Written request
Transcribe the entries exactly; images are not part of the copy.

Extracted records
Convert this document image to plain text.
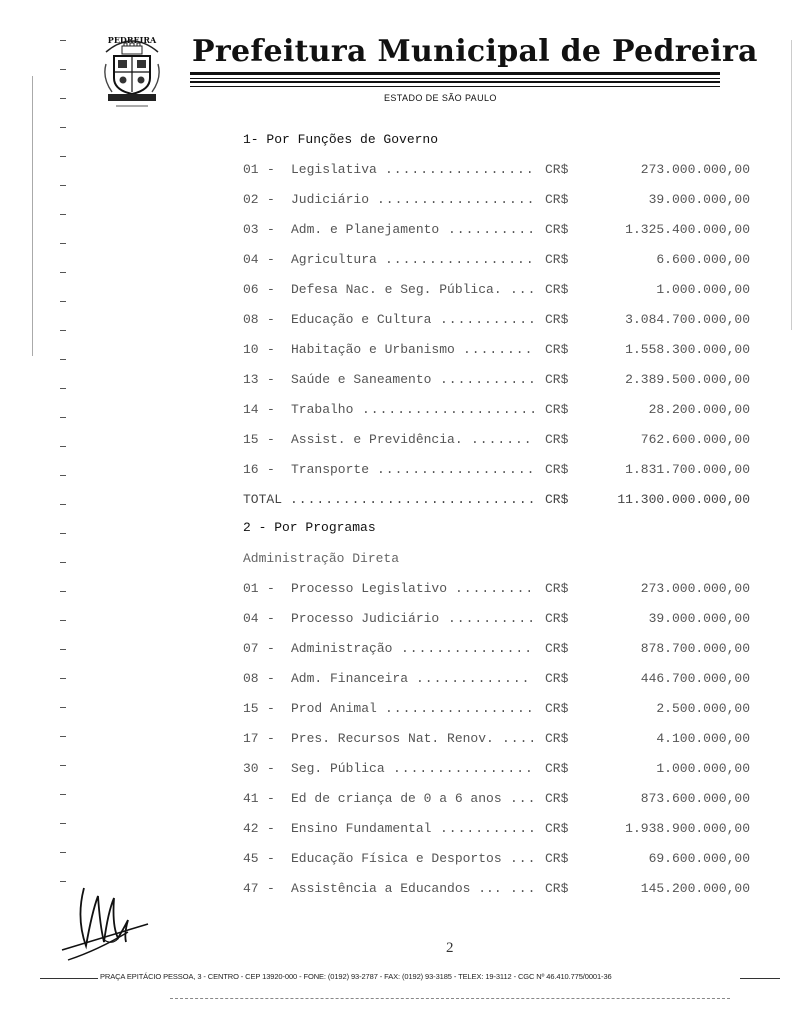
PEDREIRA Prefeitura Municipal de Pedreira
ESTADO DE SÃO PAULO
1- Por Funções de Governo
2 - Por Programas
Administração Direta
01 - Legislativa ................. CR$	273.000.000,00
02 - Judiciário .................. CR$	39.000.000,00
03 - Adm. e Planejamento .......... CR$	1.325.400.000,00
04 - Agricultura ................. CR$	6.600.000,00
06 - Defesa Nac. e Seg. Pública. ... CR$	1.000.000,00
08 - Educação e Cultura ........... CR$	3.084.700.000,00
10 - Habitação e Urbanismo ........ CR$	1.558.300.000,00
13 - Saúde e Saneamento ........... CR$	2.389.500.000,00
14 - Trabalho .................... CR$	28.200.000,00
15 - Assist. e Previdência. ....... CR$	762.600.000,00
16 - Transporte .................. CR$	1.831.700.000,00
TOTAL ............................ CR$	11.300.000.000,00
01 - Processo Legislativo ......... CR$	273.000.000,00
04 - Processo Judiciário .......... CR$	39.000.000,00
07 - Administração ............... CR$	878.700.000,00
08 - Adm. Financeira ............. CR$	446.700.000,00
15 - Prod Animal ................. CR$	2.500.000,00
17 - Pres. Recursos Nat. Renov. .... CR$	4.100.000,00
30 - Seg. Pública ................ CR$	1.000.000,00
41 - Ed de criança de 0 a 6 anos ... CR$	873.600.000,00
42 - Ensino Fundamental ........... CR$	1.938.900.000,00
45 - Educação Física e Desportos ... CR$	69.600.000,00
47 - Assistência a Educandos ... ... CR$	145.200.000,00
2
PRAÇA EPITÁCIO PESSOA, 3 - CENTRO - CEP 13920-000 - FONE: (0192) 93-2787 - FAX: (0192) 93-3185 - TELEX: 19-3112 - CGC Nº 46.410.775/0001-36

Task answer
Convert this document image to plain text.
PEDREIRA Prefeitura Municipal de Pedreira
ESTADO DE SÃO PAULO
1- Por Funções de Governo
2 - Por Programas
Administração Direta
01 - Legislativa ................. CR$	273.000.000,00
02 - Judiciário .................. CR$	39.000.000,00
03 - Adm. e Planejamento .......... CR$	1.325.400.000,00
04 - Agricultura ................. CR$	6.600.000,00
06 - Defesa Nac. e Seg. Pública. ... CR$	1.000.000,00
08 - Educação e Cultura ........... CR$	3.084.700.000,00
10 - Habitação e Urbanismo ........ CR$	1.558.300.000,00
13 - Saúde e Saneamento ........... CR$	2.389.500.000,00
14 - Trabalho .................... CR$	28.200.000,00
15 - Assist. e Previdência. ....... CR$	762.600.000,00
16 - Transporte .................. CR$	1.831.700.000,00
TOTAL ............................ CR$	11.300.000.000,00
01 - Processo Legislativo ......... CR$	273.000.000,00
04 - Processo Judiciário .......... CR$	39.000.000,00
07 - Administração ............... CR$	878.700.000,00
08 - Adm. Financeira ............. CR$	446.700.000,00
15 - Prod Animal ................. CR$	2.500.000,00
17 - Pres. Recursos Nat. Renov. .... CR$	4.100.000,00
30 - Seg. Pública ................ CR$	1.000.000,00
41 - Ed de criança de 0 a 6 anos ... CR$	873.600.000,00
42 - Ensino Fundamental ........... CR$	1.938.900.000,00
45 - Educação Física e Desportos ... CR$	69.600.000,00
47 - Assistência a Educandos ... ... CR$	145.200.000,00
2
PRAÇA EPITÁCIO PESSOA, 3 - CENTRO - CEP 13920-000 - FONE: (0192) 93-2787 - FAX: (0192) 93-3185 - TELEX: 19-3112 - CGC Nº 46.410.775/0001-36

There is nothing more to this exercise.